## GIVEN PROBLEM
Reproduce all the data below line for line without changing anything, but leave out the pictures.

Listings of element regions

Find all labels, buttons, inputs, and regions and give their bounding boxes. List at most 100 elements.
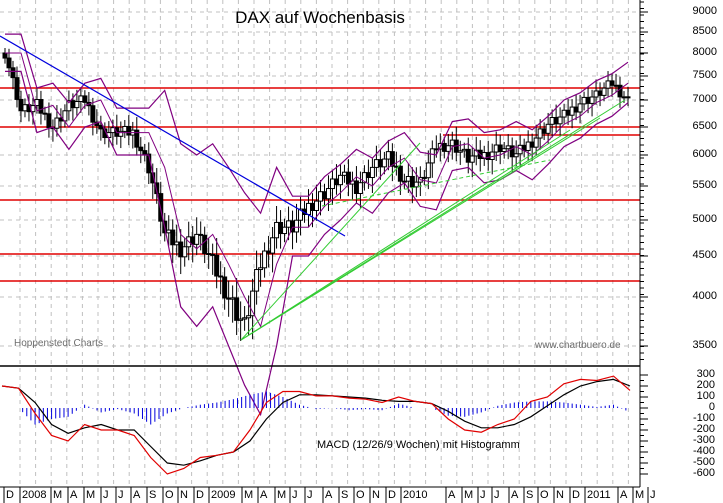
candle-body — [118, 130, 124, 137]
macd-tick-label: -300 — [692, 434, 715, 446]
month-label: A — [511, 489, 519, 501]
month-label: A — [133, 489, 141, 501]
macd-tick-label: -200 — [692, 423, 715, 435]
candle-body — [258, 267, 264, 271]
month-label: D — [196, 489, 204, 501]
candle-body — [577, 103, 583, 113]
month-label: N — [556, 489, 564, 501]
candle-body — [122, 125, 128, 132]
macd-tick-label: -100 — [692, 412, 715, 424]
candle-body — [505, 145, 511, 150]
candle-body — [90, 105, 96, 123]
month-label: M — [86, 489, 96, 501]
candle-body — [178, 241, 184, 258]
price-tick-label: 6000 — [692, 148, 717, 160]
candle-body — [314, 200, 319, 211]
candle-body — [166, 229, 172, 234]
month-label: O — [165, 489, 174, 501]
candle-body — [461, 148, 467, 152]
downtrend-line — [0, 35, 346, 237]
month-label: A — [260, 489, 268, 501]
price-tick-label: 3500 — [692, 339, 717, 351]
candle-body — [254, 269, 260, 292]
candle-body — [509, 145, 515, 158]
candle-body — [190, 236, 196, 245]
candle-body — [621, 96, 627, 99]
candle-body — [226, 297, 232, 300]
candle-body — [38, 99, 44, 114]
candle-body — [142, 150, 148, 155]
month-label: S — [149, 489, 157, 501]
candle-body — [501, 148, 507, 153]
candle-body — [397, 165, 403, 182]
macd-tick-label: 300 — [696, 368, 715, 380]
month-label: A — [325, 489, 333, 501]
candle-body — [306, 202, 312, 215]
candle-body — [222, 276, 228, 299]
candle-body — [625, 96, 631, 99]
candle-body — [262, 250, 268, 269]
candle-body — [333, 178, 339, 186]
candle-body — [238, 318, 244, 321]
candle-body — [533, 137, 539, 148]
candle-body — [425, 162, 431, 179]
month-label: M — [53, 489, 63, 501]
candle-body — [337, 174, 343, 186]
candle-body — [489, 151, 495, 160]
candle-body — [341, 171, 347, 176]
month-label: A — [620, 489, 628, 501]
candle-body — [593, 90, 599, 98]
candle-body — [585, 96, 591, 104]
candle-body — [54, 117, 60, 129]
price-tick-label: 7500 — [692, 69, 717, 81]
candle-body — [589, 96, 595, 104]
candle-body — [70, 100, 76, 109]
candle-body — [274, 221, 280, 239]
candle-body — [377, 159, 383, 168]
month-label: J — [103, 489, 109, 501]
bollinger-lower — [5, 70, 629, 417]
candle-body — [469, 155, 475, 163]
candle-body — [210, 253, 216, 256]
price-tick-label: 5500 — [692, 179, 717, 191]
candle-body — [266, 250, 272, 254]
source-label-left: Hoppenstedt Charts — [14, 338, 103, 349]
signal-line — [1, 378, 631, 466]
month-label: M — [464, 489, 474, 501]
month-label: N — [372, 489, 380, 501]
candle-body — [206, 253, 212, 256]
candle-body — [174, 241, 180, 246]
candle-body — [234, 297, 240, 321]
month-label: 2010 — [403, 489, 428, 501]
candle-body — [537, 128, 543, 139]
candle-body — [242, 317, 248, 320]
candle-body — [182, 246, 188, 258]
candle-body — [609, 80, 615, 86]
price-tick-label: 9000 — [692, 5, 717, 17]
candle-body — [429, 148, 435, 164]
candle-body — [541, 128, 547, 134]
candle-body — [557, 116, 563, 125]
source-label-right: www.chartbuero.de — [535, 340, 621, 351]
candle-body — [385, 151, 391, 160]
candle-body — [282, 226, 288, 235]
candle-body — [126, 125, 132, 136]
macd-line — [1, 375, 631, 475]
month-label: A — [448, 489, 456, 501]
uptrend-dashed-line — [321, 159, 551, 207]
macd-tick-label: -400 — [692, 445, 715, 457]
candle-body — [529, 141, 535, 148]
macd-tick-label: 200 — [696, 379, 715, 391]
candle-body — [294, 219, 300, 233]
macd-tick-label: -500 — [692, 456, 715, 468]
month-label: M — [244, 489, 254, 501]
month-label: J — [307, 489, 313, 501]
candle-body — [138, 146, 144, 152]
month-label: J — [292, 489, 298, 501]
candle-body — [214, 254, 220, 277]
candle-body — [409, 175, 415, 188]
candle-body — [457, 150, 463, 153]
candle-body — [553, 117, 559, 125]
macd-label: MACD (12/26/9 Wochen) mit Histogramm — [317, 439, 520, 451]
candle-body — [46, 113, 52, 129]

## CORRECT RESULT
Find all labels, buttons, inputs, and regions and give their bounding boxes. List at most 100 elements.
candle-body — [118, 130, 124, 137]
macd-tick-label: -300 — [692, 434, 715, 446]
month-label: A — [511, 489, 519, 501]
month-label: A — [133, 489, 141, 501]
macd-tick-label: -200 — [692, 423, 715, 435]
candle-body — [258, 267, 264, 271]
month-label: D — [196, 489, 204, 501]
candle-body — [577, 103, 583, 113]
month-label: N — [556, 489, 564, 501]
candle-body — [122, 125, 128, 132]
macd-tick-label: -100 — [692, 412, 715, 424]
candle-body — [505, 145, 511, 150]
candle-body — [90, 105, 96, 123]
month-label: M — [86, 489, 96, 501]
candle-body — [178, 241, 184, 258]
price-tick-label: 6000 — [692, 148, 717, 160]
candle-body — [314, 200, 319, 211]
candle-body — [166, 229, 172, 234]
month-label: O — [165, 489, 174, 501]
candle-body — [461, 148, 467, 152]
downtrend-line — [0, 35, 346, 237]
month-label: A — [260, 489, 268, 501]
price-tick-label: 3500 — [692, 339, 717, 351]
candle-body — [254, 269, 260, 292]
candle-body — [509, 145, 515, 158]
candle-body — [190, 236, 196, 245]
candle-body — [621, 96, 627, 99]
candle-body — [226, 297, 232, 300]
candle-body — [38, 99, 44, 114]
candle-body — [142, 150, 148, 155]
month-label: S — [149, 489, 157, 501]
candle-body — [501, 148, 507, 153]
candle-body — [397, 165, 403, 182]
macd-tick-label: 300 — [696, 368, 715, 380]
month-label: A — [325, 489, 333, 501]
candle-body — [306, 202, 312, 215]
candle-body — [222, 276, 228, 299]
candle-body — [625, 96, 631, 99]
candle-body — [262, 250, 268, 269]
candle-body — [333, 178, 339, 186]
candle-body — [238, 318, 244, 321]
candle-body — [533, 137, 539, 148]
candle-body — [425, 162, 431, 179]
month-label: M — [53, 489, 63, 501]
candle-body — [337, 174, 343, 186]
candle-body — [489, 151, 495, 160]
candle-body — [341, 171, 347, 176]
month-label: A — [620, 489, 628, 501]
candle-body — [593, 90, 599, 98]
candle-body — [585, 96, 591, 104]
candle-body — [54, 117, 60, 129]
price-tick-label: 7500 — [692, 69, 717, 81]
candle-body — [589, 96, 595, 104]
candle-body — [70, 100, 76, 109]
candle-body — [274, 221, 280, 239]
candle-body — [377, 159, 383, 168]
month-label: J — [103, 489, 109, 501]
bollinger-lower — [5, 70, 629, 417]
candle-body — [469, 155, 475, 163]
candle-body — [210, 253, 216, 256]
price-tick-label: 5500 — [692, 179, 717, 191]
candle-body — [266, 250, 272, 254]
source-label-left: Hoppenstedt Charts — [14, 338, 103, 349]
signal-line — [1, 378, 631, 466]
month-label: M — [464, 489, 474, 501]
month-label: N — [372, 489, 380, 501]
candle-body — [206, 253, 212, 256]
candle-body — [174, 241, 180, 246]
candle-body — [234, 297, 240, 321]
month-label: 2010 — [403, 489, 428, 501]
candle-body — [537, 128, 543, 139]
candle-body — [242, 317, 248, 320]
candle-body — [182, 246, 188, 258]
candle-body — [609, 80, 615, 86]
price-tick-label: 9000 — [692, 5, 717, 17]
candle-body — [429, 148, 435, 164]
candle-body — [541, 128, 547, 134]
candle-body — [557, 116, 563, 125]
source-label-right: www.chartbuero.de — [535, 340, 621, 351]
candle-body — [385, 151, 391, 160]
candle-body — [282, 226, 288, 235]
candle-body — [126, 125, 132, 136]
macd-line — [1, 375, 631, 475]
month-label: A — [448, 489, 456, 501]
uptrend-dashed-line — [321, 159, 551, 207]
macd-tick-label: -400 — [692, 445, 715, 457]
candle-body — [529, 141, 535, 148]
macd-tick-label: 200 — [696, 379, 715, 391]
candle-body — [294, 219, 300, 233]
macd-tick-label: -500 — [692, 456, 715, 468]
month-label: M — [244, 489, 254, 501]
month-label: J — [307, 489, 313, 501]
candle-body — [138, 146, 144, 152]
month-label: J — [292, 489, 298, 501]
candle-body — [214, 254, 220, 277]
candle-body — [409, 175, 415, 188]
candle-body — [457, 150, 463, 153]
candle-body — [553, 117, 559, 125]
macd-label: MACD (12/26/9 Wochen) mit Histogramm — [317, 439, 520, 451]
candle-body — [46, 113, 52, 129]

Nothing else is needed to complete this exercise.